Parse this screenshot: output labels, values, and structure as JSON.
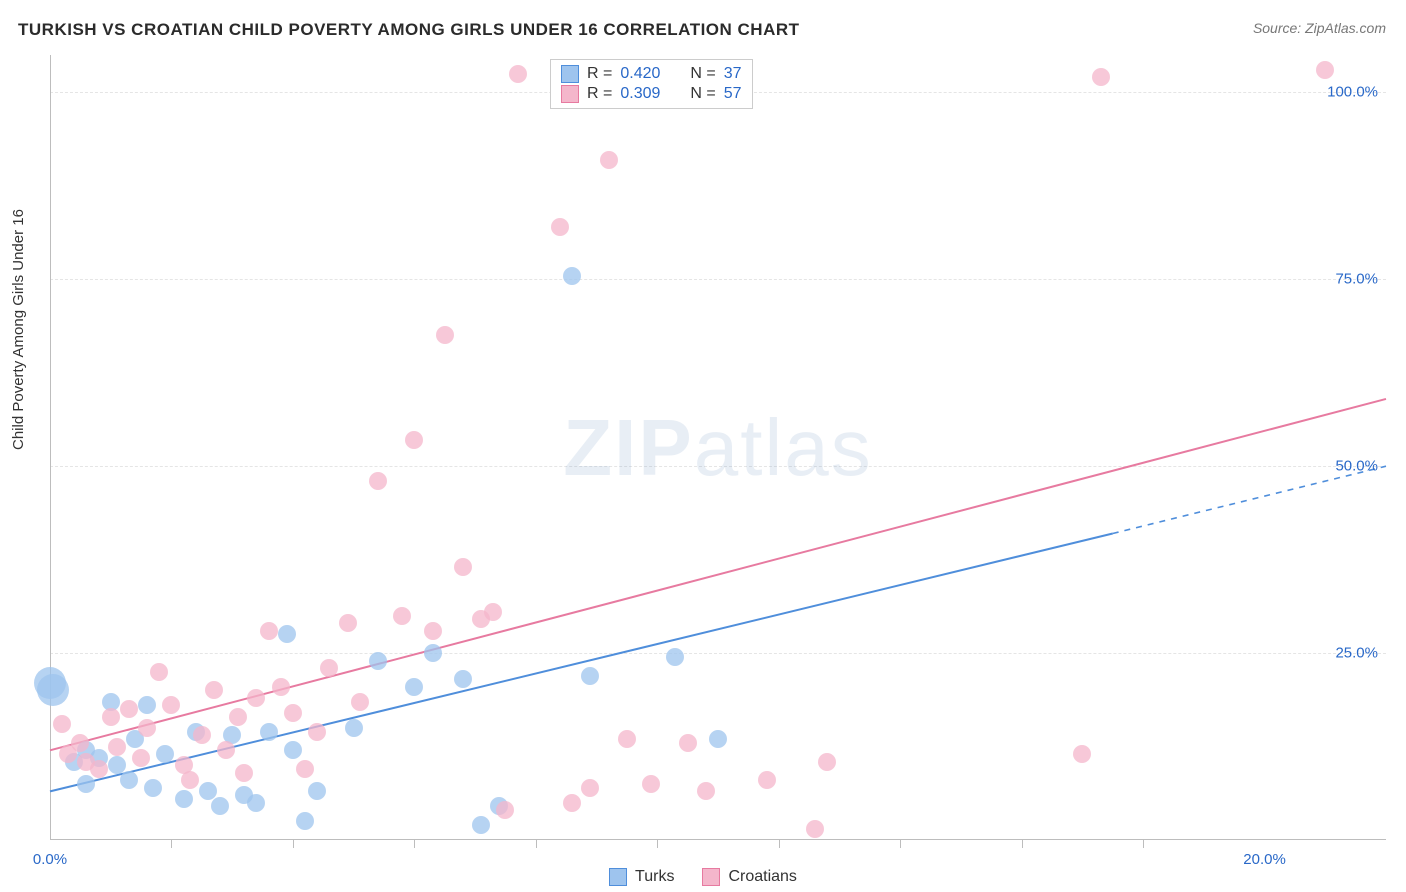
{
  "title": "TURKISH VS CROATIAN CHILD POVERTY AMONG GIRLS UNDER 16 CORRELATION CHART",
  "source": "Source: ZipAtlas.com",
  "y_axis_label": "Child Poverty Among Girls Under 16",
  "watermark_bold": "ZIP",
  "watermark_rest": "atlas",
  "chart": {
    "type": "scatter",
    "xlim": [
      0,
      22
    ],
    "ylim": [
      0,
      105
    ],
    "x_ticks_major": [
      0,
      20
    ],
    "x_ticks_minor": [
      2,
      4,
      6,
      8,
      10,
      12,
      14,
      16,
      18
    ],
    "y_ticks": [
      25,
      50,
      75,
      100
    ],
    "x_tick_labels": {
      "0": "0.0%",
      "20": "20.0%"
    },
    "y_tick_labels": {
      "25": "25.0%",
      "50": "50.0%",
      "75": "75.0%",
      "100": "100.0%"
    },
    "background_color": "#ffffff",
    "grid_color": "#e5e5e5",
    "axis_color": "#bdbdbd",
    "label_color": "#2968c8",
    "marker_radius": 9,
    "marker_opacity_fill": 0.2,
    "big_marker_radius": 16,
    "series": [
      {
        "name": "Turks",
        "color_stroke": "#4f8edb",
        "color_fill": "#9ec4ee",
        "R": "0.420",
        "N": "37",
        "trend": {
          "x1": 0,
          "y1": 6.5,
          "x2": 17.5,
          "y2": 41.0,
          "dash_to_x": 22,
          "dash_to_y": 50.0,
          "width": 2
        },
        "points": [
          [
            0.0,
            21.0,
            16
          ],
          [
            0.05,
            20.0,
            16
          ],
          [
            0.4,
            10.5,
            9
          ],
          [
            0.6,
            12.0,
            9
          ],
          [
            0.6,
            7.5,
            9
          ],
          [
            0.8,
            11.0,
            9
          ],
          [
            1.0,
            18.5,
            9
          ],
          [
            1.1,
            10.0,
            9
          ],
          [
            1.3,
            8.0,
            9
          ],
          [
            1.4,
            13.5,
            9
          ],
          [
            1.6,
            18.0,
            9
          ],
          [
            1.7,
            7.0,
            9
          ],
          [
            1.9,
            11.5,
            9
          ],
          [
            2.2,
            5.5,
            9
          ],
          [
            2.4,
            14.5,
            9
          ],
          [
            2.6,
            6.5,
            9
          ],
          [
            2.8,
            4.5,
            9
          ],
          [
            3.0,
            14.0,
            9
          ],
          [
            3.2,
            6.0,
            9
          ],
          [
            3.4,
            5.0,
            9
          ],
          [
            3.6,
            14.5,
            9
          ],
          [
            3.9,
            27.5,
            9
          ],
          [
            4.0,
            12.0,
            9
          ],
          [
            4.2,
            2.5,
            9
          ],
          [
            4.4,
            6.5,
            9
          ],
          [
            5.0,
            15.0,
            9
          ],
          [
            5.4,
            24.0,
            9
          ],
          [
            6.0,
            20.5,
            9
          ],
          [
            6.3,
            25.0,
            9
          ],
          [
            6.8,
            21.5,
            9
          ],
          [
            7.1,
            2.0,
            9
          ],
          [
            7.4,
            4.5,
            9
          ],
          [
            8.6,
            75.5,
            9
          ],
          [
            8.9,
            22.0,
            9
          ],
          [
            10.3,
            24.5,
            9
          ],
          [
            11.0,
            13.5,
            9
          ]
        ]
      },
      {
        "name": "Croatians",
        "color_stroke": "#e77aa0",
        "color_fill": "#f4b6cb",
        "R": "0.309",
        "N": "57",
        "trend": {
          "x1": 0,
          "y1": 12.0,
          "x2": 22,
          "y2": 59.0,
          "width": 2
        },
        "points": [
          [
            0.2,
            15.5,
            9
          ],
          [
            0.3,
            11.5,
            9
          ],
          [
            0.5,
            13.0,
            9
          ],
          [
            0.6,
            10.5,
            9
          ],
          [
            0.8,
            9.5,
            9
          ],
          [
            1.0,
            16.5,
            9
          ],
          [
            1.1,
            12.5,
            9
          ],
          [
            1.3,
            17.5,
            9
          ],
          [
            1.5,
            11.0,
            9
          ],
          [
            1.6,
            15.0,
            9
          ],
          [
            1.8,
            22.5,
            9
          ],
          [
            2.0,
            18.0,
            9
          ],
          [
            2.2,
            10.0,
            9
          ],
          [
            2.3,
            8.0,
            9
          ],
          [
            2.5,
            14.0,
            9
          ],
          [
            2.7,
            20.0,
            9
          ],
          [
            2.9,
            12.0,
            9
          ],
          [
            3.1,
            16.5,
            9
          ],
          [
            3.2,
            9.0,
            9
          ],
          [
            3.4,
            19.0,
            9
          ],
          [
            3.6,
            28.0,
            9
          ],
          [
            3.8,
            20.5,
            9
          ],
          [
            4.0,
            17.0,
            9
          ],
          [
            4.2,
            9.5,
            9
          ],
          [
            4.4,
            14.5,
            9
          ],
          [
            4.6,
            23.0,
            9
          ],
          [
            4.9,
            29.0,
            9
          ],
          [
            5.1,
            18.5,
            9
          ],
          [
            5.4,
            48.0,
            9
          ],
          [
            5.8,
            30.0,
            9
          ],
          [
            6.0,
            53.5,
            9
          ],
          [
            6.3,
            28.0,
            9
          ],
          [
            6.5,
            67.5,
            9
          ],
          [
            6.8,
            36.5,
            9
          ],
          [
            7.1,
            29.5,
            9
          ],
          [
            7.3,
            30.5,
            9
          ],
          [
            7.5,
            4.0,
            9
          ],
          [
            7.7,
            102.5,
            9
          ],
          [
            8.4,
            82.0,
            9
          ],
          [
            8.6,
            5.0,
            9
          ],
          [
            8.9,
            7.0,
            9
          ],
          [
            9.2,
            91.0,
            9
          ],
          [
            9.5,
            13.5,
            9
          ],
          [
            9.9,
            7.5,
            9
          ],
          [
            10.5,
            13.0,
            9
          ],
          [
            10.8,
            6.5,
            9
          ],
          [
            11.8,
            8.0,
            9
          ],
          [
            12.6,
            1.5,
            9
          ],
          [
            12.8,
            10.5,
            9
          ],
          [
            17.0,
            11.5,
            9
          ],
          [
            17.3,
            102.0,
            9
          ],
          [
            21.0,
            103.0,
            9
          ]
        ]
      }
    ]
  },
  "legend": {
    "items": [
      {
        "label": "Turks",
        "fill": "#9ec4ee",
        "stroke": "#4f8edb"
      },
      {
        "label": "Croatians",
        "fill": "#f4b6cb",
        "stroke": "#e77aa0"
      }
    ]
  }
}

» **Task**:
Repeat each entry exactly as given; no pictures belong in the copy.

» **Worked solution**:
Parse this screenshot: output labels, values, and structure as JSON.
{
  "title": "TURKISH VS CROATIAN CHILD POVERTY AMONG GIRLS UNDER 16 CORRELATION CHART",
  "source": "Source: ZipAtlas.com",
  "y_axis_label": "Child Poverty Among Girls Under 16",
  "watermark_bold": "ZIP",
  "watermark_rest": "atlas",
  "chart": {
    "type": "scatter",
    "xlim": [
      0,
      22
    ],
    "ylim": [
      0,
      105
    ],
    "x_ticks_major": [
      0,
      20
    ],
    "x_ticks_minor": [
      2,
      4,
      6,
      8,
      10,
      12,
      14,
      16,
      18
    ],
    "y_ticks": [
      25,
      50,
      75,
      100
    ],
    "x_tick_labels": {
      "0": "0.0%",
      "20": "20.0%"
    },
    "y_tick_labels": {
      "25": "25.0%",
      "50": "50.0%",
      "75": "75.0%",
      "100": "100.0%"
    },
    "background_color": "#ffffff",
    "grid_color": "#e5e5e5",
    "axis_color": "#bdbdbd",
    "label_color": "#2968c8",
    "marker_radius": 9,
    "marker_opacity_fill": 0.2,
    "big_marker_radius": 16,
    "series": [
      {
        "name": "Turks",
        "color_stroke": "#4f8edb",
        "color_fill": "#9ec4ee",
        "R": "0.420",
        "N": "37",
        "trend": {
          "x1": 0,
          "y1": 6.5,
          "x2": 17.5,
          "y2": 41.0,
          "dash_to_x": 22,
          "dash_to_y": 50.0,
          "width": 2
        },
        "points": [
          [
            0.0,
            21.0,
            16
          ],
          [
            0.05,
            20.0,
            16
          ],
          [
            0.4,
            10.5,
            9
          ],
          [
            0.6,
            12.0,
            9
          ],
          [
            0.6,
            7.5,
            9
          ],
          [
            0.8,
            11.0,
            9
          ],
          [
            1.0,
            18.5,
            9
          ],
          [
            1.1,
            10.0,
            9
          ],
          [
            1.3,
            8.0,
            9
          ],
          [
            1.4,
            13.5,
            9
          ],
          [
            1.6,
            18.0,
            9
          ],
          [
            1.7,
            7.0,
            9
          ],
          [
            1.9,
            11.5,
            9
          ],
          [
            2.2,
            5.5,
            9
          ],
          [
            2.4,
            14.5,
            9
          ],
          [
            2.6,
            6.5,
            9
          ],
          [
            2.8,
            4.5,
            9
          ],
          [
            3.0,
            14.0,
            9
          ],
          [
            3.2,
            6.0,
            9
          ],
          [
            3.4,
            5.0,
            9
          ],
          [
            3.6,
            14.5,
            9
          ],
          [
            3.9,
            27.5,
            9
          ],
          [
            4.0,
            12.0,
            9
          ],
          [
            4.2,
            2.5,
            9
          ],
          [
            4.4,
            6.5,
            9
          ],
          [
            5.0,
            15.0,
            9
          ],
          [
            5.4,
            24.0,
            9
          ],
          [
            6.0,
            20.5,
            9
          ],
          [
            6.3,
            25.0,
            9
          ],
          [
            6.8,
            21.5,
            9
          ],
          [
            7.1,
            2.0,
            9
          ],
          [
            7.4,
            4.5,
            9
          ],
          [
            8.6,
            75.5,
            9
          ],
          [
            8.9,
            22.0,
            9
          ],
          [
            10.3,
            24.5,
            9
          ],
          [
            11.0,
            13.5,
            9
          ]
        ]
      },
      {
        "name": "Croatians",
        "color_stroke": "#e77aa0",
        "color_fill": "#f4b6cb",
        "R": "0.309",
        "N": "57",
        "trend": {
          "x1": 0,
          "y1": 12.0,
          "x2": 22,
          "y2": 59.0,
          "width": 2
        },
        "points": [
          [
            0.2,
            15.5,
            9
          ],
          [
            0.3,
            11.5,
            9
          ],
          [
            0.5,
            13.0,
            9
          ],
          [
            0.6,
            10.5,
            9
          ],
          [
            0.8,
            9.5,
            9
          ],
          [
            1.0,
            16.5,
            9
          ],
          [
            1.1,
            12.5,
            9
          ],
          [
            1.3,
            17.5,
            9
          ],
          [
            1.5,
            11.0,
            9
          ],
          [
            1.6,
            15.0,
            9
          ],
          [
            1.8,
            22.5,
            9
          ],
          [
            2.0,
            18.0,
            9
          ],
          [
            2.2,
            10.0,
            9
          ],
          [
            2.3,
            8.0,
            9
          ],
          [
            2.5,
            14.0,
            9
          ],
          [
            2.7,
            20.0,
            9
          ],
          [
            2.9,
            12.0,
            9
          ],
          [
            3.1,
            16.5,
            9
          ],
          [
            3.2,
            9.0,
            9
          ],
          [
            3.4,
            19.0,
            9
          ],
          [
            3.6,
            28.0,
            9
          ],
          [
            3.8,
            20.5,
            9
          ],
          [
            4.0,
            17.0,
            9
          ],
          [
            4.2,
            9.5,
            9
          ],
          [
            4.4,
            14.5,
            9
          ],
          [
            4.6,
            23.0,
            9
          ],
          [
            4.9,
            29.0,
            9
          ],
          [
            5.1,
            18.5,
            9
          ],
          [
            5.4,
            48.0,
            9
          ],
          [
            5.8,
            30.0,
            9
          ],
          [
            6.0,
            53.5,
            9
          ],
          [
            6.3,
            28.0,
            9
          ],
          [
            6.5,
            67.5,
            9
          ],
          [
            6.8,
            36.5,
            9
          ],
          [
            7.1,
            29.5,
            9
          ],
          [
            7.3,
            30.5,
            9
          ],
          [
            7.5,
            4.0,
            9
          ],
          [
            7.7,
            102.5,
            9
          ],
          [
            8.4,
            82.0,
            9
          ],
          [
            8.6,
            5.0,
            9
          ],
          [
            8.9,
            7.0,
            9
          ],
          [
            9.2,
            91.0,
            9
          ],
          [
            9.5,
            13.5,
            9
          ],
          [
            9.9,
            7.5,
            9
          ],
          [
            10.5,
            13.0,
            9
          ],
          [
            10.8,
            6.5,
            9
          ],
          [
            11.8,
            8.0,
            9
          ],
          [
            12.6,
            1.5,
            9
          ],
          [
            12.8,
            10.5,
            9
          ],
          [
            17.0,
            11.5,
            9
          ],
          [
            17.3,
            102.0,
            9
          ],
          [
            21.0,
            103.0,
            9
          ]
        ]
      }
    ]
  },
  "legend": {
    "items": [
      {
        "label": "Turks",
        "fill": "#9ec4ee",
        "stroke": "#4f8edb"
      },
      {
        "label": "Croatians",
        "fill": "#f4b6cb",
        "stroke": "#e77aa0"
      }
    ]
  }
}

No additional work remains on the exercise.